Extrait présenté -
= = = =

Mais et mille fois mais. Le changement d’un système politique corrompu n’est pas facile dans un pays où les jeunes préfèrent la fuite vers l’inconnu. 

Dans les pays où la vente aux enchères des sièges au parlement est monnaie courante, les élections ne sont pas un instrument efficace de changement politique. Dans un pays où les zaouïas et les imams ont un syndicat qui soutient la politique de bazar le changement est presque impossible.  

Drôle de modèle démocratique, les fidèles ont un syndicat. Cette histoire de syndicats religieux me rappelle  la question du journaliste roumain David Métreau « Les prêtres peuvent-ils constituer un syndicat et le  gouvernement roumain a- t- il le droit de refuser d’enregistrer le syndicat de prêtres orthodoxes « Sindicatul Pastorul cel Bun » (Syndicat du Bon Pasteur) ? La réponse du gouvernement était claire. Oui (pour le refus d’enregistrement), selon la Cour européenne des droits de l’homme (CEDH). CEDH estime que les autorités nationales n’ont pas la tâche de juger les différends entre les communautés religieuses et les différentes factions dissidentes. Cette histoire me rappelle une blague politique : « Dans la fin des  temps (Akher zmen)  les syndicats des zaouïas et des imams parleront  politique. »

= = = =

Consigne - Recopiez mot pour mot l'intégralité de l'extrait ci-dessus sur le changement politique et les syndicats religieux. Les entrées qui suivent proviennent d'une source distincte.

Relevés des zones de mise en page -
= = = =

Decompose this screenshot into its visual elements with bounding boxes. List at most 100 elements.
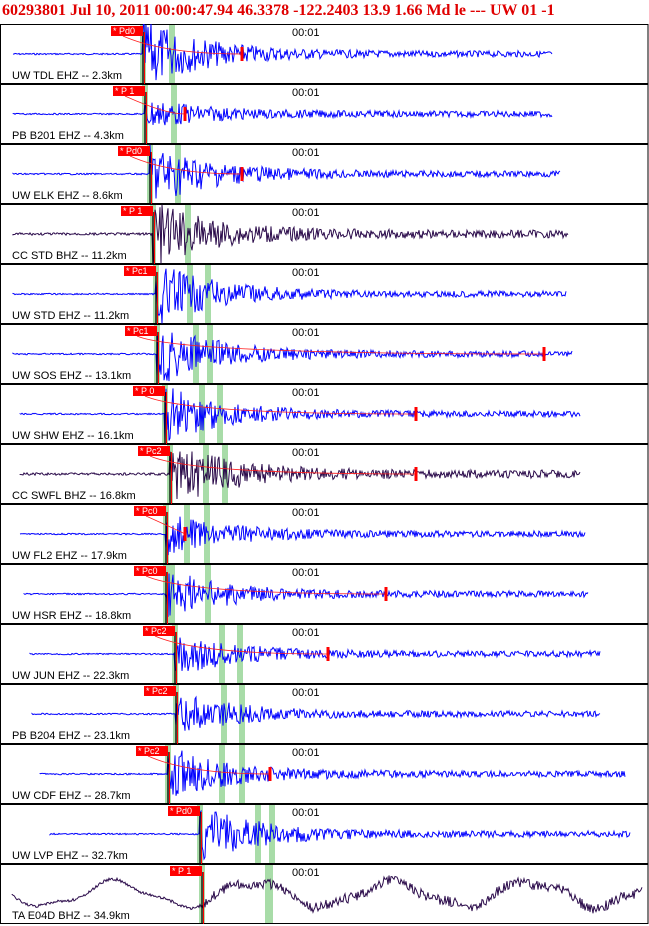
- panel-frame: [0, 864, 649, 924]
- waveform: [12, 204, 569, 266]
- pick-phase-label: * Pc1: [127, 326, 149, 336]
- pick-label-box[interactable]: [133, 386, 165, 396]
- time-tick-label: 00:01: [292, 507, 320, 519]
- waveform: [11, 875, 643, 914]
- panel-frame: [0, 684, 649, 744]
- waveform: [29, 637, 601, 672]
- station-label: CC SWFL BHZ -- 16.8km: [12, 490, 136, 502]
- pick-label-box[interactable]: [111, 26, 143, 36]
- trace-panel: * Pd0 00:01 UW LVP EHZ -- 32.7km: [0, 804, 649, 864]
- trace-panel: * Pc2 00:01 PB B204 EHZ -- 23.1km: [0, 684, 649, 744]
- time-tick-label: 00:01: [292, 207, 320, 219]
- coda-marker[interactable]: [542, 347, 546, 361]
- coda-marker[interactable]: [268, 767, 272, 781]
- event-header: 60293801 Jul 10, 2011 00:00:47.94 46.337…: [0, 0, 649, 24]
- station-label: TA E04D BHZ -- 34.9km: [12, 910, 130, 922]
- pick-label-box[interactable]: [118, 146, 150, 156]
- station-label: UW CDF EHZ -- 28.7km: [12, 790, 131, 802]
- s-phase-band: [205, 265, 211, 323]
- time-tick-label: 00:01: [292, 567, 320, 579]
- pick-phase-label: * Pc2: [138, 746, 160, 756]
- coda-marker[interactable]: [414, 407, 418, 421]
- pick-label-box[interactable]: [143, 626, 175, 636]
- trace-panel: * P 1 00:01 PB B201 EHZ -- 4.3km: [0, 84, 649, 144]
- pick-phase-label: * P 1: [172, 866, 191, 876]
- s-phase-band: [219, 745, 225, 803]
- event-title: 60293801 Jul 10, 2011 00:00:47.94 46.337…: [2, 2, 555, 19]
- coda-marker[interactable]: [183, 107, 187, 121]
- pick-label-box[interactable]: [113, 86, 145, 96]
- trace-panel: * P 1 00:01 TA E04D BHZ -- 34.9km: [0, 864, 649, 924]
- coda-curve: [154, 635, 329, 655]
- s-phase-band: [169, 565, 175, 623]
- coda-curve: [144, 395, 417, 415]
- time-tick-label: 00:01: [292, 27, 320, 39]
- pick-phase-label: * P 1: [115, 86, 134, 96]
- pick-label-box[interactable]: [121, 206, 153, 216]
- station-label: UW TDL EHZ -- 2.3km: [12, 70, 122, 82]
- pick-phase-label: * Pc0: [136, 566, 158, 576]
- s-phase-band: [217, 385, 223, 443]
- time-tick-label: 00:01: [292, 867, 320, 879]
- time-tick-label: 00:01: [292, 147, 320, 159]
- coda-marker[interactable]: [183, 527, 187, 541]
- time-tick-label: 00:01: [292, 387, 320, 399]
- coda-marker[interactable]: [240, 47, 244, 61]
- time-tick-label: 00:01: [292, 627, 320, 639]
- coda-curve: [147, 755, 271, 775]
- trace-panel: * Pd0 00:01 UW TDL EHZ -- 2.3km: [0, 24, 649, 84]
- trace-panel: * Pd0 00:01 UW ELK EHZ -- 8.6km: [0, 144, 649, 204]
- trace-panel: * Pc2 00:01 CC SWFL BHZ -- 16.8km: [0, 444, 649, 504]
- coda-marker[interactable]: [326, 647, 330, 661]
- coda-marker[interactable]: [240, 167, 244, 181]
- s-phase-band: [269, 805, 275, 863]
- coda-curve: [145, 575, 387, 595]
- pick-label-box[interactable]: [168, 806, 200, 816]
- station-label: PB B204 EHZ -- 23.1km: [12, 730, 130, 742]
- time-tick-label: 00:01: [292, 807, 320, 819]
- pick-label-box[interactable]: [144, 686, 176, 696]
- pick-label-box[interactable]: [134, 566, 166, 576]
- station-label: UW HSR EHZ -- 18.8km: [12, 610, 131, 622]
- station-label: UW SOS EHZ -- 13.1km: [12, 370, 131, 382]
- seismogram-panel: * Pd0 00:01 UW TDL EHZ -- 2.3km * P 1 00:01 P…: [0, 24, 649, 924]
- pick-phase-label: * Pd0: [120, 146, 142, 156]
- waveform: [12, 144, 561, 199]
- pick-label-box[interactable]: [138, 446, 170, 456]
- pick-phase-label: * Pc0: [136, 506, 158, 516]
- trace-panel: * P 0 00:01 UW SHW EHZ -- 16.1km: [0, 384, 649, 444]
- station-label: UW SHW EHZ -- 16.1km: [12, 430, 134, 442]
- coda-marker[interactable]: [414, 467, 418, 481]
- waveform: [31, 695, 601, 731]
- trace-panel: * P 1 00:01 CC STD BHZ -- 11.2km: [0, 204, 649, 266]
- waveform: [19, 388, 581, 441]
- pick-label-box[interactable]: [124, 266, 156, 276]
- pick-label-box[interactable]: [125, 326, 157, 336]
- pick-label-box[interactable]: [134, 506, 166, 516]
- station-label: PB B201 EHZ -- 4.3km: [12, 130, 124, 142]
- waveform: [23, 573, 589, 617]
- time-tick-label: 00:01: [292, 447, 320, 459]
- s-phase-band: [184, 505, 190, 563]
- trace-panel: * Pc1 00:01 UW SOS EHZ -- 13.1km: [0, 324, 649, 384]
- waveform: [12, 268, 567, 324]
- waveform: [49, 809, 631, 861]
- coda-marker[interactable]: [384, 587, 388, 601]
- waveform: [19, 451, 581, 500]
- station-label: UW STD EHZ -- 11.2km: [12, 310, 129, 322]
- pick-label-box[interactable]: [170, 866, 202, 876]
- pick-phase-label: * P 1: [123, 206, 142, 216]
- pick-label-box[interactable]: [136, 746, 168, 756]
- coda-curve: [122, 35, 243, 55]
- pick-phase-label: * Pc2: [145, 626, 167, 636]
- trace-panel: * Pc2 00:01 UW JUN EHZ -- 22.3km: [0, 624, 649, 684]
- trace-panel: * Pc0 00:01 UW FL2 EHZ -- 17.9km: [0, 504, 649, 564]
- pick-phase-label: * Pc1: [126, 266, 148, 276]
- pick-phase-label: * P 0: [135, 386, 154, 396]
- station-label: UW LVP EHZ -- 32.7km: [12, 850, 128, 862]
- trace-panel: * Pc0 00:01 UW HSR EHZ -- 18.8km: [0, 564, 649, 624]
- s-phase-band: [169, 25, 175, 83]
- station-label: UW FL2 EHZ -- 17.9km: [12, 550, 127, 562]
- waveform: [12, 24, 553, 81]
- station-label: UW JUN EHZ -- 22.3km: [12, 670, 129, 682]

= = = =

Corrigé -
Mais et mille fois mais. Le changement d’un système politique corrompu n’est pas facile dans un pays où les jeunes préfèrent la fuite vers l’inconnu. 

Dans les pays où la vente aux enchères des sièges au parlement est monnaie courante, les élections ne sont pas un instrument efficace de changement politique. Dans un pays où les zaouïas et les imams ont un syndicat qui soutient la politique de bazar le changement est presque impossible.  

Drôle de modèle démocratique, les fidèles ont un syndicat. Cette histoire de syndicats religieux me rappelle  la question du journaliste roumain David Métreau « Les prêtres peuvent-ils constituer un syndicat et le  gouvernement roumain a- t- il le droit de refuser d’enregistrer le syndicat de prêtres orthodoxes « Sindicatul Pastorul cel Bun » (Syndicat du Bon Pasteur) ? La réponse du gouvernement était claire. Oui (pour le refus d’enregistrement), selon la Cour européenne des droits de l’homme (CEDH). CEDH estime que les autorités nationales n’ont pas la tâche de juger les différends entre les communautés religieuses et les différentes factions dissidentes. Cette histoire me rappelle une blague politique : « Dans la fin des  temps (Akher zmen)  les syndicats des zaouïas et des imams parleront  politique. »